Prompt | In the listing below, locate the line containing "Transcribe this image's"; reproduce that line and all lines that follow it, unchanged.

Supplied material |
- - -

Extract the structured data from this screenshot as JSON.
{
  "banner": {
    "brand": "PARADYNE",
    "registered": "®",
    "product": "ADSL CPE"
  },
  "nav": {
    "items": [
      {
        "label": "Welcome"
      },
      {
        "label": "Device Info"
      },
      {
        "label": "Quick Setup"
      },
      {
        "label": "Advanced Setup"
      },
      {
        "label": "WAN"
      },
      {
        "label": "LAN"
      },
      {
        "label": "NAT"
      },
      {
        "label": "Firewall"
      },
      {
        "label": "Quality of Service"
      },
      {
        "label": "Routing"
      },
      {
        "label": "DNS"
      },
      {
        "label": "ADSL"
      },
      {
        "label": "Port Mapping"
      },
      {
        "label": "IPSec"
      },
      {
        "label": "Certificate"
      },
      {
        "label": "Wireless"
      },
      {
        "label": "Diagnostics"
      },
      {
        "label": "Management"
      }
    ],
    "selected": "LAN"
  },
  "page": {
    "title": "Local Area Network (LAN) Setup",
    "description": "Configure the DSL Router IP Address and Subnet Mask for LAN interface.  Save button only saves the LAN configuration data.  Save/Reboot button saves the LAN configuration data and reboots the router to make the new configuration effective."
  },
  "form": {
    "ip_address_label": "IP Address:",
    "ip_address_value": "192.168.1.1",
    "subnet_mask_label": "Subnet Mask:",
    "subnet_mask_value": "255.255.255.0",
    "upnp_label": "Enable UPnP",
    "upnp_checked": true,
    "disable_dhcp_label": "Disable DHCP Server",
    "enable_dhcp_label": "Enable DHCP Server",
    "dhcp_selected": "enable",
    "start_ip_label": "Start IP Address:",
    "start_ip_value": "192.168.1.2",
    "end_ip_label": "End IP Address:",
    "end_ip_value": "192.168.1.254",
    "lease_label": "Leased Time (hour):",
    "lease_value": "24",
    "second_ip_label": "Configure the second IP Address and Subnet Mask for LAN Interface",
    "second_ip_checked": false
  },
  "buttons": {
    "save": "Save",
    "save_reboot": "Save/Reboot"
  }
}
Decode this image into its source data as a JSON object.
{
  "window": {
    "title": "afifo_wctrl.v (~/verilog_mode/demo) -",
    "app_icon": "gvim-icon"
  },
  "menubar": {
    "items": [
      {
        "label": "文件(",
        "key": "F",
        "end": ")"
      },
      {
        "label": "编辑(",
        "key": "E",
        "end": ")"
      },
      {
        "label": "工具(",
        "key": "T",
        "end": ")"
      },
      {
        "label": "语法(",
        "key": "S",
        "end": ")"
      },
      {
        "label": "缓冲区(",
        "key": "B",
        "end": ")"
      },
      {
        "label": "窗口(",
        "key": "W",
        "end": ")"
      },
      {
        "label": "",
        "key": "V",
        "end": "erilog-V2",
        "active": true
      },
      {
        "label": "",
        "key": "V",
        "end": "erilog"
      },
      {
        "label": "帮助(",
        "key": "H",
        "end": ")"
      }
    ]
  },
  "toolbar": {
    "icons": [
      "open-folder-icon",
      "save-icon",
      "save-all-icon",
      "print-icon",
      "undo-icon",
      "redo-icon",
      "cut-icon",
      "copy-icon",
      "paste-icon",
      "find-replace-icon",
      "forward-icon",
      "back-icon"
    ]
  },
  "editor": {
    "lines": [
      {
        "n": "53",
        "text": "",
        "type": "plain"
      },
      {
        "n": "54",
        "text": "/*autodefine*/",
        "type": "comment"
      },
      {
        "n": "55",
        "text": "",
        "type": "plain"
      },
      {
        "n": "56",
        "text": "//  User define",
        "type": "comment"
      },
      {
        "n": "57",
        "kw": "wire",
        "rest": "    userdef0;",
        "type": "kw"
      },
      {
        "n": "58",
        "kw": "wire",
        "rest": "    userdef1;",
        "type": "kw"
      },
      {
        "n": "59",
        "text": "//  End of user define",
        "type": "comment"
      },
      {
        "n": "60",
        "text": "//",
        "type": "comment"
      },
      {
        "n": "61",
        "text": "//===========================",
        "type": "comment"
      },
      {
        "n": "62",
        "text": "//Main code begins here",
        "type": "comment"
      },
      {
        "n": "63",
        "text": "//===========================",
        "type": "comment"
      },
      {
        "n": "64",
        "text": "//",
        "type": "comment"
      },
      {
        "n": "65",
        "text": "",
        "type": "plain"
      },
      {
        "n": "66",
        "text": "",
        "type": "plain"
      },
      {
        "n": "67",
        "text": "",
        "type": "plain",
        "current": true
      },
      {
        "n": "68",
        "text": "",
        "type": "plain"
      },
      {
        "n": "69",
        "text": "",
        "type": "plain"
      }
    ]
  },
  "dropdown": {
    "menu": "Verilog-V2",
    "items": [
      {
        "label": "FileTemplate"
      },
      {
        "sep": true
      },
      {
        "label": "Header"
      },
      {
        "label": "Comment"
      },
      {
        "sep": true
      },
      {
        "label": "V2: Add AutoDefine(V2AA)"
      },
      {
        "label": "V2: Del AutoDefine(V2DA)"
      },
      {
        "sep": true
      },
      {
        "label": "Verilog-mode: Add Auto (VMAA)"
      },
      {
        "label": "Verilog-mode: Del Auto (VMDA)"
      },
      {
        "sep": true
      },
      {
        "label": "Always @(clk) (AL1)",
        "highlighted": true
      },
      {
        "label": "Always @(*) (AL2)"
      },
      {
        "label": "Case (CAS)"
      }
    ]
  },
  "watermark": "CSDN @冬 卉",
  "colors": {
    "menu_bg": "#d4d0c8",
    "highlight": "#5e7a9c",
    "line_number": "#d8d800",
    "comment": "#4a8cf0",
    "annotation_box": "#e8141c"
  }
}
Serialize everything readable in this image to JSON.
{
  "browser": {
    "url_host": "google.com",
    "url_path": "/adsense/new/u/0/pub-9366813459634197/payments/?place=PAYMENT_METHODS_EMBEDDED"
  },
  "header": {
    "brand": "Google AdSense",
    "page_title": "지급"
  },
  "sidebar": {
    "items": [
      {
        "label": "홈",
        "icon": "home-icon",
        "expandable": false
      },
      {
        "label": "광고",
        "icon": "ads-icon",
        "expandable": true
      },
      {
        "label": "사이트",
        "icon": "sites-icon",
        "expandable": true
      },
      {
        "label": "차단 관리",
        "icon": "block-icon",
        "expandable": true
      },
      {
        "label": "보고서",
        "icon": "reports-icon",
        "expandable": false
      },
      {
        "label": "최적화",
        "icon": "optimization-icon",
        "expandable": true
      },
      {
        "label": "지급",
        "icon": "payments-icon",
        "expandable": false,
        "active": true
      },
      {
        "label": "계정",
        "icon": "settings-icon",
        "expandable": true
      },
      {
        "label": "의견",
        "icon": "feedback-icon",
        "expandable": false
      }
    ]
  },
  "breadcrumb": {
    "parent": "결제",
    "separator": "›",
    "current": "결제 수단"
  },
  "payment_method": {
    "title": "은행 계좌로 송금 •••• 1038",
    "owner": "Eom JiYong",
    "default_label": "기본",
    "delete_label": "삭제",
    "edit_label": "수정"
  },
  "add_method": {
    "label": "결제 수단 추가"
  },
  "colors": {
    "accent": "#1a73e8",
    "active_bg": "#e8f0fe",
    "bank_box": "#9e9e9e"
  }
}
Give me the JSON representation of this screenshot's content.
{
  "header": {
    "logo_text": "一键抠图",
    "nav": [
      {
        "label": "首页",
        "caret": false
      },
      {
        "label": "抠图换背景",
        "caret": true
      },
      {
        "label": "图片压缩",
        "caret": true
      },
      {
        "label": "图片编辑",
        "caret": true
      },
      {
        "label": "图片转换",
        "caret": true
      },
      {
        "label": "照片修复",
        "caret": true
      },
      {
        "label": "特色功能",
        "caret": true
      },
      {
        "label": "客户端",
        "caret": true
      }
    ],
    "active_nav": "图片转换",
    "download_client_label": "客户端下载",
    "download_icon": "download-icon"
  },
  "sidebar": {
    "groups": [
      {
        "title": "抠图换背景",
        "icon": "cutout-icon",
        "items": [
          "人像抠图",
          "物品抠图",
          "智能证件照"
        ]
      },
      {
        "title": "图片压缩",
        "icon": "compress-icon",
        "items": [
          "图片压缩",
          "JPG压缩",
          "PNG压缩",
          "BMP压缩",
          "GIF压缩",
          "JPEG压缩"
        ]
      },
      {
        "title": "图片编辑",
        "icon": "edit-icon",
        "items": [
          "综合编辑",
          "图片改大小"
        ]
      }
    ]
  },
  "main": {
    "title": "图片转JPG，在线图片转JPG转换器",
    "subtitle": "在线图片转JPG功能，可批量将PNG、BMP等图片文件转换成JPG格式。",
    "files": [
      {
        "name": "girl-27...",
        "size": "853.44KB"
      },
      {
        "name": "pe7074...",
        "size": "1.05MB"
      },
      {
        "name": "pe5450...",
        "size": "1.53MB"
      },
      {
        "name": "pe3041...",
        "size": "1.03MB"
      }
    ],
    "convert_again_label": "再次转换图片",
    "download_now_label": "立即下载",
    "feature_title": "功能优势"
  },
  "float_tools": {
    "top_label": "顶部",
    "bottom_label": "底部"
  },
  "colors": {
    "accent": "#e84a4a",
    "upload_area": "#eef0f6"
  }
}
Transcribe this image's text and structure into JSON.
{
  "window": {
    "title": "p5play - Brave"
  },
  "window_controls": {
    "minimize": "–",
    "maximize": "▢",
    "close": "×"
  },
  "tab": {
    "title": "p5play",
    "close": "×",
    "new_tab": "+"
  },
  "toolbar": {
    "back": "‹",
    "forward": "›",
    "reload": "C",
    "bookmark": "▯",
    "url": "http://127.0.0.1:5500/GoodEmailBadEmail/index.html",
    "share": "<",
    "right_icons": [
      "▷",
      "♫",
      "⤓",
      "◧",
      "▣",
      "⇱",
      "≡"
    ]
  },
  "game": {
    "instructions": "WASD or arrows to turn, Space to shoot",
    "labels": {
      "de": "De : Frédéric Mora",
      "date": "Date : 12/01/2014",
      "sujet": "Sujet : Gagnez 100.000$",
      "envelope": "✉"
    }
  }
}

- - -

Answer to this task |
Transcribe this image's text and structure into JSON.
{
  "window": {
    "title": "p5play - Brave"
  },
  "window_controls": {
    "minimize": "–",
    "maximize": "▢",
    "close": "×"
  },
  "tab": {
    "title": "p5play",
    "close": "×",
    "new_tab": "+"
  },
  "toolbar": {
    "back": "‹",
    "forward": "›",
    "reload": "C",
    "bookmark": "▯",
    "url": "http://127.0.0.1:5500/GoodEmailBadEmail/index.html",
    "share": "<",
    "right_icons": [
      "▷",
      "♫",
      "⤓",
      "◧",
      "▣",
      "⇱",
      "≡"
    ]
  },
  "game": {
    "instructions": "WASD or arrows to turn, Space to shoot",
    "labels": {
      "de": "De : Frédéric Mora",
      "date": "Date : 12/01/2014",
      "sujet": "Sujet : Gagnez 100.000$",
      "envelope": "✉"
    }
  }
}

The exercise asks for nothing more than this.